**WRITTEN EXERCISE:** Print every line of the listing exactly, please.

------------------------------------------------------------------------

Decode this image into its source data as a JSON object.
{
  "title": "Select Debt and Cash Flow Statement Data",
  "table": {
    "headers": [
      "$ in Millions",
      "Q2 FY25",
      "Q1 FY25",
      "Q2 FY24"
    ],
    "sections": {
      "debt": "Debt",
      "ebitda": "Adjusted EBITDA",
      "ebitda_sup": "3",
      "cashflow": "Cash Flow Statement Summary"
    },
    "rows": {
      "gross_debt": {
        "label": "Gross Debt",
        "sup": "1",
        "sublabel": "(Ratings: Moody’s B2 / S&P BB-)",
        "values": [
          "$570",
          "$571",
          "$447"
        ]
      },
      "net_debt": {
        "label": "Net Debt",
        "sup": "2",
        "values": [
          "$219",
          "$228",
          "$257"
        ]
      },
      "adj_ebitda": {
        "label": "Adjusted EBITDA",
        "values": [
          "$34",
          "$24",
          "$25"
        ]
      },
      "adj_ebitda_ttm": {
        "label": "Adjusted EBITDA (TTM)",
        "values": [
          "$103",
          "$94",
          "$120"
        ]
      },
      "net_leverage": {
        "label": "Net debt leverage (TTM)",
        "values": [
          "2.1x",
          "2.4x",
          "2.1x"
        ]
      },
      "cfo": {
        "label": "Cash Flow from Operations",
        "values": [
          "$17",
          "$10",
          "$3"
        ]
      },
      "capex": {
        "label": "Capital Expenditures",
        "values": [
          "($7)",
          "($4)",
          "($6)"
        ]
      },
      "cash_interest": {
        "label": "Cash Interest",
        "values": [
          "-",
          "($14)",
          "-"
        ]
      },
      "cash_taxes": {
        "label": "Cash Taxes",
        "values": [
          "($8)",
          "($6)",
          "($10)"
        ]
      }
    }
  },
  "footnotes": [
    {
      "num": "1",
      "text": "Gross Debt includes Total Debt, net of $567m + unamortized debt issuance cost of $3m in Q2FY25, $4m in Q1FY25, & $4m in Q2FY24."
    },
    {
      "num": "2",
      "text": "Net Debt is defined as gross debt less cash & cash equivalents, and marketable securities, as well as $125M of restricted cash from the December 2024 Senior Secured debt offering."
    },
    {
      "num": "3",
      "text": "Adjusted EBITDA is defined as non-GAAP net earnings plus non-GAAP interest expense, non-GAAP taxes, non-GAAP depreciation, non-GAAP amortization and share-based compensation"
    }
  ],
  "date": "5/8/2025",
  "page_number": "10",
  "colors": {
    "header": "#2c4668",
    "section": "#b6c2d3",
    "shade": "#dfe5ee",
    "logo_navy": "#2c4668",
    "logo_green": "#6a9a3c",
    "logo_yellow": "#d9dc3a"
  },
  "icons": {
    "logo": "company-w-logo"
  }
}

------------------------------------------------------------------------

**THE SOLUTION:**
Decode this image into its source data as a JSON object.
{
  "title": "Select Debt and Cash Flow Statement Data",
  "table": {
    "headers": [
      "$ in Millions",
      "Q2 FY25",
      "Q1 FY25",
      "Q2 FY24"
    ],
    "sections": {
      "debt": "Debt",
      "ebitda": "Adjusted EBITDA",
      "ebitda_sup": "3",
      "cashflow": "Cash Flow Statement Summary"
    },
    "rows": {
      "gross_debt": {
        "label": "Gross Debt",
        "sup": "1",
        "sublabel": "(Ratings: Moody’s B2 / S&P BB-)",
        "values": [
          "$570",
          "$571",
          "$447"
        ]
      },
      "net_debt": {
        "label": "Net Debt",
        "sup": "2",
        "values": [
          "$219",
          "$228",
          "$257"
        ]
      },
      "adj_ebitda": {
        "label": "Adjusted EBITDA",
        "values": [
          "$34",
          "$24",
          "$25"
        ]
      },
      "adj_ebitda_ttm": {
        "label": "Adjusted EBITDA (TTM)",
        "values": [
          "$103",
          "$94",
          "$120"
        ]
      },
      "net_leverage": {
        "label": "Net debt leverage (TTM)",
        "values": [
          "2.1x",
          "2.4x",
          "2.1x"
        ]
      },
      "cfo": {
        "label": "Cash Flow from Operations",
        "values": [
          "$17",
          "$10",
          "$3"
        ]
      },
      "capex": {
        "label": "Capital Expenditures",
        "values": [
          "($7)",
          "($4)",
          "($6)"
        ]
      },
      "cash_interest": {
        "label": "Cash Interest",
        "values": [
          "-",
          "($14)",
          "-"
        ]
      },
      "cash_taxes": {
        "label": "Cash Taxes",
        "values": [
          "($8)",
          "($6)",
          "($10)"
        ]
      }
    }
  },
  "footnotes": [
    {
      "num": "1",
      "text": "Gross Debt includes Total Debt, net of $567m + unamortized debt issuance cost of $3m in Q2FY25, $4m in Q1FY25, & $4m in Q2FY24."
    },
    {
      "num": "2",
      "text": "Net Debt is defined as gross debt less cash & cash equivalents, and marketable securities, as well as $125M of restricted cash from the December 2024 Senior Secured debt offering."
    },
    {
      "num": "3",
      "text": "Adjusted EBITDA is defined as non-GAAP net earnings plus non-GAAP interest expense, non-GAAP taxes, non-GAAP depreciation, non-GAAP amortization and share-based compensation"
    }
  ],
  "date": "5/8/2025",
  "page_number": "10",
  "colors": {
    "header": "#2c4668",
    "section": "#b6c2d3",
    "shade": "#dfe5ee",
    "logo_navy": "#2c4668",
    "logo_green": "#6a9a3c",
    "logo_yellow": "#d9dc3a"
  },
  "icons": {
    "logo": "company-w-logo"
  }
}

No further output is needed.